* _Aim of the exercise_: Say how many lines of the material below contain the word "your", with no other words.

--- Stored rows ---

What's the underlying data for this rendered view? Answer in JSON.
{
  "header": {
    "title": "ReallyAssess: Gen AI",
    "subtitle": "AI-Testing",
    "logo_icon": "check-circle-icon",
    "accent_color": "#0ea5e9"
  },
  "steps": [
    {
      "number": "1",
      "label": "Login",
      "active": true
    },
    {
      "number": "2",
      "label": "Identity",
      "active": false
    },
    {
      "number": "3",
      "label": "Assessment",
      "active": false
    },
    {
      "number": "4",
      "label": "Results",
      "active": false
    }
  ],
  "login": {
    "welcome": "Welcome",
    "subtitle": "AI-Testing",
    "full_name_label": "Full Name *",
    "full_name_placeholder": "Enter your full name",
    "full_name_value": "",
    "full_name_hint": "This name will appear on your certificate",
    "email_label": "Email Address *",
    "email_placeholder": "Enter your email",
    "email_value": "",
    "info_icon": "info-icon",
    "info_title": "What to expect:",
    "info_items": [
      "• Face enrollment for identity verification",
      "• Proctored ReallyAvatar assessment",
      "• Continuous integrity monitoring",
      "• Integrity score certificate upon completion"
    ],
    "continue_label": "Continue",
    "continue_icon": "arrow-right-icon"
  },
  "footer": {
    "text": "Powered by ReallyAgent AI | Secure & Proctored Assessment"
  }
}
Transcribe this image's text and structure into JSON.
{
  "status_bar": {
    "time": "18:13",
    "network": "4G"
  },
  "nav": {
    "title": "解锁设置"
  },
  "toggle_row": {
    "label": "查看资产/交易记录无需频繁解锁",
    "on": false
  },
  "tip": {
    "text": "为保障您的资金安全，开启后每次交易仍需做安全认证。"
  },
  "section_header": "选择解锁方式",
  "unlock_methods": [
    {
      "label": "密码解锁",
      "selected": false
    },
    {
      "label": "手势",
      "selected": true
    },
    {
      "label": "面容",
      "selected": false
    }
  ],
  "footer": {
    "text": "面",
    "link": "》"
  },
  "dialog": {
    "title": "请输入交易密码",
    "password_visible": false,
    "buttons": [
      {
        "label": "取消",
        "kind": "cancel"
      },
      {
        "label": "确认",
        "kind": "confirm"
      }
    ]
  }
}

---

* _Solution_: 3